→ Task
Locate each line holding the string "this" and copy it.

→ Data rows
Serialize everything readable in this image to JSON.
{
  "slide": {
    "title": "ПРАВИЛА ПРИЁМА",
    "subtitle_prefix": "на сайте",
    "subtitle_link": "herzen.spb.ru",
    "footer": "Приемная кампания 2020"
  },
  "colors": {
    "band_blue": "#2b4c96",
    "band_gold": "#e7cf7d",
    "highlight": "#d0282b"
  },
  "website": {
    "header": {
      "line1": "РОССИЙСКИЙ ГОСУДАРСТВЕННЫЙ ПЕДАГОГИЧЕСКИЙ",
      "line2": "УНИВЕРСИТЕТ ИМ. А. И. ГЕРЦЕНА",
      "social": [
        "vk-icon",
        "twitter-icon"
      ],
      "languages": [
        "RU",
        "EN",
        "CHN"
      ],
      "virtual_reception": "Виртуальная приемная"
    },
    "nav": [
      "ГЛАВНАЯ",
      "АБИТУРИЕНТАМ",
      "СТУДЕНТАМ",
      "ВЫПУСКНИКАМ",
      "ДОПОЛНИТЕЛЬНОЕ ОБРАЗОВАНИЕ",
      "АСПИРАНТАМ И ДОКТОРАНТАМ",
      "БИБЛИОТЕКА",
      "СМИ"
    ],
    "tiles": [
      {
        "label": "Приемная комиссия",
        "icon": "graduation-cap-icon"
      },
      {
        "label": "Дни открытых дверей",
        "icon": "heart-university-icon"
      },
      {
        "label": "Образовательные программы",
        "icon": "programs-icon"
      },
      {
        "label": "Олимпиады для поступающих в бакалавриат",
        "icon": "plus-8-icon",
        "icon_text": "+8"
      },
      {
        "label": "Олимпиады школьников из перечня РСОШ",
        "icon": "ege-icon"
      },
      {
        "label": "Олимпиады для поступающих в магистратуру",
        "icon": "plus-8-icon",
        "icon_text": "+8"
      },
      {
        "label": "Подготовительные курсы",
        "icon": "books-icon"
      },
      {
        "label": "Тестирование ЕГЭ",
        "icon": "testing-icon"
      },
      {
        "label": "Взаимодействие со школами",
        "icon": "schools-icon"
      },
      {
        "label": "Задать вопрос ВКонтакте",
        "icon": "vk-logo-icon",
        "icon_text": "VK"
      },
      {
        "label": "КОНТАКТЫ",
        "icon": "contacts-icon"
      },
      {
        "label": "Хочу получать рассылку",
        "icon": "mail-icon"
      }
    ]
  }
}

...

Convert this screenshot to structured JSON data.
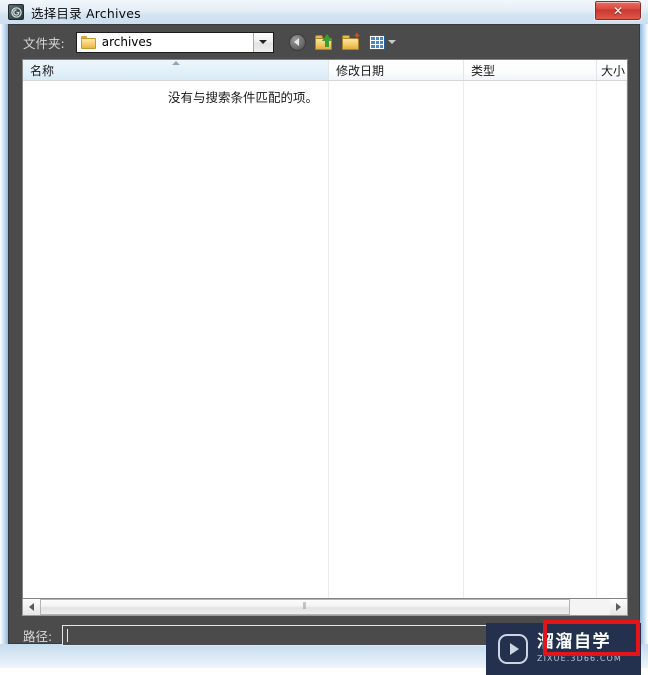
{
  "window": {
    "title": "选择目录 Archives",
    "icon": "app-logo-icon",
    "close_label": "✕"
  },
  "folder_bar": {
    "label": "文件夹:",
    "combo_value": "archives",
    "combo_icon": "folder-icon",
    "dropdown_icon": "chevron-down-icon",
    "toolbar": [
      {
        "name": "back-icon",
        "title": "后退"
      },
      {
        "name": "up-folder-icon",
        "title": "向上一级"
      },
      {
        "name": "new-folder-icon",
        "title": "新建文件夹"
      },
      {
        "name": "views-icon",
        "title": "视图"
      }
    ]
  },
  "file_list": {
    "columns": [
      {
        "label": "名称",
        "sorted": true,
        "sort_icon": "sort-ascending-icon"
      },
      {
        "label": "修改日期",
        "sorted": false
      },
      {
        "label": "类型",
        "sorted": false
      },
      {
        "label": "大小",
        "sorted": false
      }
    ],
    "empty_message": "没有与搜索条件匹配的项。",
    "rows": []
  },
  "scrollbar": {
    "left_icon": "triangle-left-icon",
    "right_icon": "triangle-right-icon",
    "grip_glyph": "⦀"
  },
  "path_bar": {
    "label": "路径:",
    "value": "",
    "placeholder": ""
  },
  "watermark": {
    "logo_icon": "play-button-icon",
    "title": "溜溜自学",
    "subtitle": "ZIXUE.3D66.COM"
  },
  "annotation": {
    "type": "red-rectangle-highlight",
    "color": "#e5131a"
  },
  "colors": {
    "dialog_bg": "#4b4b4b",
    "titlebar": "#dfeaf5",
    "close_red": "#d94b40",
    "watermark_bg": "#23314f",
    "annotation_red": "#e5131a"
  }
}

→ Written solution
Serialize everything readable in this image to JSON.
Convert this screenshot to structured JSON data.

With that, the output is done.